(Records from a data source)
========================

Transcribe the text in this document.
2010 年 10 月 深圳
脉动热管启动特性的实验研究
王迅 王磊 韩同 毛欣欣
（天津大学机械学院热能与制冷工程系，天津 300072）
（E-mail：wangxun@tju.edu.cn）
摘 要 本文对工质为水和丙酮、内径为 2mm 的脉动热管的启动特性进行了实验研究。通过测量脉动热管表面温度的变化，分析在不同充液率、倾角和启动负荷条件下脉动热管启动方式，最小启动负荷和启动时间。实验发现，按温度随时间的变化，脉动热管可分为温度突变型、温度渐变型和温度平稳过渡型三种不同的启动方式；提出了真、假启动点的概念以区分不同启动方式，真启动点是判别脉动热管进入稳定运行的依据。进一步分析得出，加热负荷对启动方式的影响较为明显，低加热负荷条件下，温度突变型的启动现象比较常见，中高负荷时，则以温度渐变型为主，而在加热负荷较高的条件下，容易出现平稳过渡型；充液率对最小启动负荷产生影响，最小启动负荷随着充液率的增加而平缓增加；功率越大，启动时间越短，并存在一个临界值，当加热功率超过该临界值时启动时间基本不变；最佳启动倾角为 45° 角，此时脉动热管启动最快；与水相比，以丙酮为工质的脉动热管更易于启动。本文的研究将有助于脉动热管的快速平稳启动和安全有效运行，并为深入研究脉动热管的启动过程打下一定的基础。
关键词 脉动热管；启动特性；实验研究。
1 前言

========================

Exercise aim> Set down the material above again, word for word.

Expected answer>
Transcribe the text in this document.
2010 年 10 月 深圳
脉动热管启动特性的实验研究
王迅 王磊 韩同 毛欣欣
（天津大学机械学院热能与制冷工程系，天津 300072）
（E-mail：wangxun@tju.edu.cn）
摘 要 本文对工质为水和丙酮、内径为 2mm 的脉动热管的启动特性进行了实验研究。通过测量脉动热管表面温度的变化，分析在不同充液率、倾角和启动负荷条件下脉动热管启动方式，最小启动负荷和启动时间。实验发现，按温度随时间的变化，脉动热管可分为温度突变型、温度渐变型和温度平稳过渡型三种不同的启动方式；提出了真、假启动点的概念以区分不同启动方式，真启动点是判别脉动热管进入稳定运行的依据。进一步分析得出，加热负荷对启动方式的影响较为明显，低加热负荷条件下，温度突变型的启动现象比较常见，中高负荷时，则以温度渐变型为主，而在加热负荷较高的条件下，容易出现平稳过渡型；充液率对最小启动负荷产生影响，最小启动负荷随着充液率的增加而平缓增加；功率越大，启动时间越短，并存在一个临界值，当加热功率超过该临界值时启动时间基本不变；最佳启动倾角为 45° 角，此时脉动热管启动最快；与水相比，以丙酮为工质的脉动热管更易于启动。本文的研究将有助于脉动热管的快速平稳启动和安全有效运行，并为深入研究脉动热管的启动过程打下一定的基础。
关键词 脉动热管；启动特性；实验研究。
1 前言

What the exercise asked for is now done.